▶ PROVIDED PASSAGE:
== Segment start ==

"Jeff Eckermann" <jeff_eckermann@yahoo.com> wrote in message
news:20040311233802.42300.qmail@web20802.mail.yahoo.com...
> Why? In particular, why do you want to concurrently
> run local and server versions of the database?
>
> No need, if you are using bound forms. On the one
> hand you will always have the primary key value handy,
> which may help you avoid some error cases. But then
> you need a network round trip to get it, for every
> insert. I doubt that it's worth the trouble.
>
Thanks for the help; I'll use bound forms and passthrough queries.
The replication question is probably best restated as a backup question:
We will just run pg on the main (only) server, which has nightly DAT backup.
pg would be available on the Windows boxes for temporary use in case of
hardware failure. My thought was to have a pg_dump from the previous evening
available, if needed. That should be sufficient for our small office.

== Segment end ==

▶ TASK INSTRUCTIONS: From the message about bound forms and database backups, reproduce word for word the stretch from "The replication question" through "our small office.".

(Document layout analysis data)
== Segment start ==

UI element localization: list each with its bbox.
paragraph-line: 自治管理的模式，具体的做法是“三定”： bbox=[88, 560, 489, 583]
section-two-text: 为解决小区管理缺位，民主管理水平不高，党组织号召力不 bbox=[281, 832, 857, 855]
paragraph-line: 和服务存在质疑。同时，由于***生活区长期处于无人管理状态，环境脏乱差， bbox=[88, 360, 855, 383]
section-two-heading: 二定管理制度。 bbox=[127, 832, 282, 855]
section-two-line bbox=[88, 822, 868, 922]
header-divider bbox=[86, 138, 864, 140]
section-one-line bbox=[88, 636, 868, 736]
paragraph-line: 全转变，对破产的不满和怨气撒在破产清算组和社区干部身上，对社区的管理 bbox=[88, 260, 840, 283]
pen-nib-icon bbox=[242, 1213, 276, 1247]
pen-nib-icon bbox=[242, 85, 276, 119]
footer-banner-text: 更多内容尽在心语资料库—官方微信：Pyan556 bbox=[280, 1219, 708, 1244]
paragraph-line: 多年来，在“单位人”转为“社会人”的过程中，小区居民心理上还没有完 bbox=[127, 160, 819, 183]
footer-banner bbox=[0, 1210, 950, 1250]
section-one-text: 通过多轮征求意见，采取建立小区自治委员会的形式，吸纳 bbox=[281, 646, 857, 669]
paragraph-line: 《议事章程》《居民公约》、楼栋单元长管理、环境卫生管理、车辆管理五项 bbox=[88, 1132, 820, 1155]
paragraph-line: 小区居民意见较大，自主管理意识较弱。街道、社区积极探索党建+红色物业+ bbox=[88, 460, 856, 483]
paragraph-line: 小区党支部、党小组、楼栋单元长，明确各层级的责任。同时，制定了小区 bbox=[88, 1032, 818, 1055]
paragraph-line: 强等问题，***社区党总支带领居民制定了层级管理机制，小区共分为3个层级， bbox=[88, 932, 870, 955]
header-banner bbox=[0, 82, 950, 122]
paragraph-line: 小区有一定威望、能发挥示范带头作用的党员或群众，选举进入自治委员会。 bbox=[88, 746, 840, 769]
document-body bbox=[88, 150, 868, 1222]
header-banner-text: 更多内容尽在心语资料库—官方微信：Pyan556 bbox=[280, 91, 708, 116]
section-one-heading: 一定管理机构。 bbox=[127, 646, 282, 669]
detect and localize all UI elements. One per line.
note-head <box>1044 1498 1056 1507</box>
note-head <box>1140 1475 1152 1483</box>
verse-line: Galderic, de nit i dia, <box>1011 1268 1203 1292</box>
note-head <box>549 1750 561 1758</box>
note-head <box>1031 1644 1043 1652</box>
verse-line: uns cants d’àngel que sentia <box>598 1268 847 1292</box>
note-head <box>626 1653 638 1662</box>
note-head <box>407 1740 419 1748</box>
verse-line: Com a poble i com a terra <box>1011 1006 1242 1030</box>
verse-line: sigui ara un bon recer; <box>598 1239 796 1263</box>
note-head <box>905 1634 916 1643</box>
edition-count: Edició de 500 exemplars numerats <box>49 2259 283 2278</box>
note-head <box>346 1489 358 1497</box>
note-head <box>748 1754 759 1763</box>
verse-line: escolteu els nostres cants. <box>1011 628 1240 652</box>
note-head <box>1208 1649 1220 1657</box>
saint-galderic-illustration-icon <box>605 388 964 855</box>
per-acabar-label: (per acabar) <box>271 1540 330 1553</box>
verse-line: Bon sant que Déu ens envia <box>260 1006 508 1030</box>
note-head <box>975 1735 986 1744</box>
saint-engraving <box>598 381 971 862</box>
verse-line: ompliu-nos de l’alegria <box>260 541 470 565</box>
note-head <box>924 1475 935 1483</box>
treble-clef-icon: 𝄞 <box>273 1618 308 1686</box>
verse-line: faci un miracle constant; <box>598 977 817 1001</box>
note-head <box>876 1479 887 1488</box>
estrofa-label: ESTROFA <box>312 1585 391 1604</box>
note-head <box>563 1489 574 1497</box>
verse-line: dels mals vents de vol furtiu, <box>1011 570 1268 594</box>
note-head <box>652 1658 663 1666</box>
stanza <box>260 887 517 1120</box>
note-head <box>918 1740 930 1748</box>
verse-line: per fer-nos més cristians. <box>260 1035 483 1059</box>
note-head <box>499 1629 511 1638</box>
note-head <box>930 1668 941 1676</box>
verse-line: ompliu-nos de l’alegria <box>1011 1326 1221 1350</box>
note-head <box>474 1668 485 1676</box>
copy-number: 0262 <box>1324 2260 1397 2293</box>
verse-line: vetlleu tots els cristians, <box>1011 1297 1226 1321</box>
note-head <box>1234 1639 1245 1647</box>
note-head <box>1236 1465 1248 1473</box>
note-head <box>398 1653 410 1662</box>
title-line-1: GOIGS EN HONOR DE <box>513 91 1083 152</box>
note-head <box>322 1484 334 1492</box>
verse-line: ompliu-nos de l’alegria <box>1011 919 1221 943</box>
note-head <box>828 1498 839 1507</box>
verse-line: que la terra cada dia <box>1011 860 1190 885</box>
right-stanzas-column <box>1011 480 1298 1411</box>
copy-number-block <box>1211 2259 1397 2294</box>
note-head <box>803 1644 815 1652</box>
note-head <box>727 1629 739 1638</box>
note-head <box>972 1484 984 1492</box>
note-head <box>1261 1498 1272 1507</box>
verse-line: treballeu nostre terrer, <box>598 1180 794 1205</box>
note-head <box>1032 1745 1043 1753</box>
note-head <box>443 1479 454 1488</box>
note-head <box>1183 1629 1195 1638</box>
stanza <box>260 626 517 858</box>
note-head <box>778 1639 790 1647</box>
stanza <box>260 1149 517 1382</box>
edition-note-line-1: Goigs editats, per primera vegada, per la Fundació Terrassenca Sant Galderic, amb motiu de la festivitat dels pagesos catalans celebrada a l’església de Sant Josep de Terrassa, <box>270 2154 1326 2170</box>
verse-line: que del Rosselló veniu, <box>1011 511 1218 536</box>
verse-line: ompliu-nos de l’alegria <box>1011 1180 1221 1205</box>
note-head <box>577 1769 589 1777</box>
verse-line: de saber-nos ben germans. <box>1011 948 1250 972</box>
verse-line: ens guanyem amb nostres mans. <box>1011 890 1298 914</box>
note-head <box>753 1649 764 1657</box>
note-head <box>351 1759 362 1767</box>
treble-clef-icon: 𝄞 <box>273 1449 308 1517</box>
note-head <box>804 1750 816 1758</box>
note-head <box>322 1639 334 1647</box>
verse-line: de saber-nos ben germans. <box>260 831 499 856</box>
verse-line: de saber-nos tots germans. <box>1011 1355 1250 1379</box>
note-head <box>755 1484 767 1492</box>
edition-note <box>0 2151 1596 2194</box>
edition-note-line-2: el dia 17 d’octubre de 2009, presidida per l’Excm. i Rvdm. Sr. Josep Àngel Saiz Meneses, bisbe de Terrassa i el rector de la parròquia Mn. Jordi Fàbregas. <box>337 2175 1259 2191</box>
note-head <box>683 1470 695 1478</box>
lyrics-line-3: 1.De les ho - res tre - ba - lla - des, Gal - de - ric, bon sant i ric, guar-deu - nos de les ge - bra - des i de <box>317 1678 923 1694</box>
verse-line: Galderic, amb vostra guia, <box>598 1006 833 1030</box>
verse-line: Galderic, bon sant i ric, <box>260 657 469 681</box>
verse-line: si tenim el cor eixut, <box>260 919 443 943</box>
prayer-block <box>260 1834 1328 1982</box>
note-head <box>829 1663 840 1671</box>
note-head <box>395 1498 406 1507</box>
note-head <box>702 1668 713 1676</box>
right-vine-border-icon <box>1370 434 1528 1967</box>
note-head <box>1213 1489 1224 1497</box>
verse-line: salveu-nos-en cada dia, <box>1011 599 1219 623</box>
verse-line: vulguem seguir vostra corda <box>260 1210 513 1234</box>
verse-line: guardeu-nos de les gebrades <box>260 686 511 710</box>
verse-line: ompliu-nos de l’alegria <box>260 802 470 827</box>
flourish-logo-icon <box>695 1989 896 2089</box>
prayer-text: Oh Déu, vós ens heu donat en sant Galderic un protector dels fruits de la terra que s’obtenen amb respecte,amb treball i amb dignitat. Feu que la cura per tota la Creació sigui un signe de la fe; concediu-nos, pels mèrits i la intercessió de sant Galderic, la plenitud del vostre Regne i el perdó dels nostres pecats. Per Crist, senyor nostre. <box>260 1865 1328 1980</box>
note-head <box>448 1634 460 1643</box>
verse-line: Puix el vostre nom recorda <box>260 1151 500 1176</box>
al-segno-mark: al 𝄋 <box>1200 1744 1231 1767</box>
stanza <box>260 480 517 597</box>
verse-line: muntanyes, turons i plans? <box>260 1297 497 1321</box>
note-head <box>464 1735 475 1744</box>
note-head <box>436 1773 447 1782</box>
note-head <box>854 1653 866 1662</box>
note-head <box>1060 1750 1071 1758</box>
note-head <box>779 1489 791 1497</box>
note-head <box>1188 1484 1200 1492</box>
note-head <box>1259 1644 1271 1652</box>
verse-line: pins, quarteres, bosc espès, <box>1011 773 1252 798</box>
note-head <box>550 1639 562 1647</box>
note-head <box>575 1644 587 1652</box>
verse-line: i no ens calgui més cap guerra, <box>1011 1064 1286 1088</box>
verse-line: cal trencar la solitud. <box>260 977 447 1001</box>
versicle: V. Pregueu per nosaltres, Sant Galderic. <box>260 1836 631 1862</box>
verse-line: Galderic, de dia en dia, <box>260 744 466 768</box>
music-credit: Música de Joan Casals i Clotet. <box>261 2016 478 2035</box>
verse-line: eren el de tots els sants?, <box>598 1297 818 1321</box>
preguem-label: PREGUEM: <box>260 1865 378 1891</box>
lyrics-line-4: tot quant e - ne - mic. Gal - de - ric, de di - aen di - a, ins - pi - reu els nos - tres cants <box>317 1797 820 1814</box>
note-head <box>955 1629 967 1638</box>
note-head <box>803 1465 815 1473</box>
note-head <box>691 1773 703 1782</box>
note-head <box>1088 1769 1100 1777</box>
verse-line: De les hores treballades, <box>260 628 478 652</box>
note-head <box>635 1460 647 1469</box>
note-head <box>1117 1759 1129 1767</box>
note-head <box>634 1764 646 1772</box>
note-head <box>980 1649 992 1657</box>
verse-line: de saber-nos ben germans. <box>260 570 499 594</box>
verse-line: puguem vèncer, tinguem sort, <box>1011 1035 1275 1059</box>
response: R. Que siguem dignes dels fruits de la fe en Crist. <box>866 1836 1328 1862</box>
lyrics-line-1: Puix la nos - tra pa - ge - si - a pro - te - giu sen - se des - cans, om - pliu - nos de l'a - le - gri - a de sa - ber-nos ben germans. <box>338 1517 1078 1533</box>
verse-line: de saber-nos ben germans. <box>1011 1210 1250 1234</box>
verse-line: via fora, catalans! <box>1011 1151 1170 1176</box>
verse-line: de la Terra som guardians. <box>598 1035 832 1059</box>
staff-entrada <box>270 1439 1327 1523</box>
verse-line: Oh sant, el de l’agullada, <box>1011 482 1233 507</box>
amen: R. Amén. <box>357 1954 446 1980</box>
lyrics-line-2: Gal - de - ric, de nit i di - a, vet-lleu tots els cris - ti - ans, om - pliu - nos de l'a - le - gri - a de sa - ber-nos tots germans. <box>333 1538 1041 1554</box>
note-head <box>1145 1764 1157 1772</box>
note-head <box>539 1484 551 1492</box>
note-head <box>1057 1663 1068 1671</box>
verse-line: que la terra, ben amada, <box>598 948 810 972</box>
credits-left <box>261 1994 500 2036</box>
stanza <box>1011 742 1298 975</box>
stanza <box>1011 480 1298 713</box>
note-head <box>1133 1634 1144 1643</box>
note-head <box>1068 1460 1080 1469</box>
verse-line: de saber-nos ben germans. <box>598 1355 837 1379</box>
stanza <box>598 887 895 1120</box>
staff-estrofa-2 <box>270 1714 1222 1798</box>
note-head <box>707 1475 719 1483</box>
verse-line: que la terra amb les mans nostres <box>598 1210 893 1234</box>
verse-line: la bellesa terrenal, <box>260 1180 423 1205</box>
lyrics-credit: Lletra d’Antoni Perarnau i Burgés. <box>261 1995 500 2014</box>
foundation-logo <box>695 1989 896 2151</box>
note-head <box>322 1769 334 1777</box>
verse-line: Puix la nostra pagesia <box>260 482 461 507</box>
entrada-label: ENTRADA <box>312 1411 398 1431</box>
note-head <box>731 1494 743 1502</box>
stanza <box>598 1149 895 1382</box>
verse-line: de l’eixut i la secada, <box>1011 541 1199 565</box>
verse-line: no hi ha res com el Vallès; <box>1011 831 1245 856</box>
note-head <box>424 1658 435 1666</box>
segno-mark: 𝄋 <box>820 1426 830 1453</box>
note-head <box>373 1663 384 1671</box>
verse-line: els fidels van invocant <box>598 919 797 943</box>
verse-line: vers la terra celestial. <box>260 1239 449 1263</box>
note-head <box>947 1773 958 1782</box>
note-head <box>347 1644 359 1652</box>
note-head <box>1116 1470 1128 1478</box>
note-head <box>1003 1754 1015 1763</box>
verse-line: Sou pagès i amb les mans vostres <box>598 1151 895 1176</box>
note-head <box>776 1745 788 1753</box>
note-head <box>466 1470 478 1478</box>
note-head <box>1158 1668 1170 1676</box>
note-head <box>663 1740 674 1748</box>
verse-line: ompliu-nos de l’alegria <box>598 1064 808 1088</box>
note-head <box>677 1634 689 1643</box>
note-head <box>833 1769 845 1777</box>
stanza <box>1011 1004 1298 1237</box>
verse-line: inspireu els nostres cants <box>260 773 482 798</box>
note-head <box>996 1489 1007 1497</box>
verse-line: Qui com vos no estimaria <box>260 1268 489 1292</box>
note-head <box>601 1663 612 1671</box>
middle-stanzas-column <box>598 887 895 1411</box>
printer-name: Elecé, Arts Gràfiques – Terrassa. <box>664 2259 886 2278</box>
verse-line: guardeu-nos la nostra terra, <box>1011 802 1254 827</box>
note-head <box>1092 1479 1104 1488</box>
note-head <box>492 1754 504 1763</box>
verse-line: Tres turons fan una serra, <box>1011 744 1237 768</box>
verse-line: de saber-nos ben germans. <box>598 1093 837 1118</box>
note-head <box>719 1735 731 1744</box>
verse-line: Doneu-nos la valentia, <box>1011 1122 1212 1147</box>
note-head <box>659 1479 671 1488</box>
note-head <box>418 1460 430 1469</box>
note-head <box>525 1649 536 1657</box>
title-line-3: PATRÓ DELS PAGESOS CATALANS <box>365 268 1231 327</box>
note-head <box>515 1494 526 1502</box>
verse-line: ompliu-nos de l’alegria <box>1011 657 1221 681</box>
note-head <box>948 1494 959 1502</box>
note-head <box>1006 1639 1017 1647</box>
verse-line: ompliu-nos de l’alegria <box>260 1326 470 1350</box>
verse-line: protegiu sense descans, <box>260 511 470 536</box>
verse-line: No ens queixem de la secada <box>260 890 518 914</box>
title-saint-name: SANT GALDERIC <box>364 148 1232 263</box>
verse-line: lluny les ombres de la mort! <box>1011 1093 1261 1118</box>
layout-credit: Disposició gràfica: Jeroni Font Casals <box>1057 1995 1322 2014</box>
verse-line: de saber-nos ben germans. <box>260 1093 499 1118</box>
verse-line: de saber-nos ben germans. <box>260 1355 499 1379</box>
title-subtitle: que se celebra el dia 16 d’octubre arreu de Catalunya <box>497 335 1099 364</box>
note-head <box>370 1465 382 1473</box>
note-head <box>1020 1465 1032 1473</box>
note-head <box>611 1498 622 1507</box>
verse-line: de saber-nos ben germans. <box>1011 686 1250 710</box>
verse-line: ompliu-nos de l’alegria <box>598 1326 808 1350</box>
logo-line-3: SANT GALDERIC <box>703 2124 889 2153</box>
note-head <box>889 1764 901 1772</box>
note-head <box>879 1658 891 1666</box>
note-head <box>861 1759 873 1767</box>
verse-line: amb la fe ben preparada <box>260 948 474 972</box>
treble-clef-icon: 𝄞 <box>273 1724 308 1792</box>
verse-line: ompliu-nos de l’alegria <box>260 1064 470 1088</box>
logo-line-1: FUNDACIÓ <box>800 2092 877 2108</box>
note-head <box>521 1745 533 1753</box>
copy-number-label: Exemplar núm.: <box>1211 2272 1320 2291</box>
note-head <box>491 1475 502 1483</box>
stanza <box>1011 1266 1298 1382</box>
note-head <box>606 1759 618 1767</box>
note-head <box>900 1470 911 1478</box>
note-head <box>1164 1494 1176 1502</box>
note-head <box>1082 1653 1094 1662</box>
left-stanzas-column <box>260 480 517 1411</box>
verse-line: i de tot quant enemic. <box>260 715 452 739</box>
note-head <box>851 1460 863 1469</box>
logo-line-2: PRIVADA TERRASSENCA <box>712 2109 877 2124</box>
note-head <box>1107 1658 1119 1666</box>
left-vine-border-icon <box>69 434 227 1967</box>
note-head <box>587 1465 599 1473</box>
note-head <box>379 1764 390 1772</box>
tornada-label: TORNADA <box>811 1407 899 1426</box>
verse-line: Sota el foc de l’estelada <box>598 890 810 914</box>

== Segment end ==

▶ EXERCISE ANSWER:
The replication question is probably best restated as a backup question:
We will just run pg on the main (only) server, which has nightly DAT backup.
pg would be available on the Windows boxes for temporary use in case of
hardware failure. My thought was to have a pg_dump from the previous evening
available, if needed. That should be sufficient for our small office.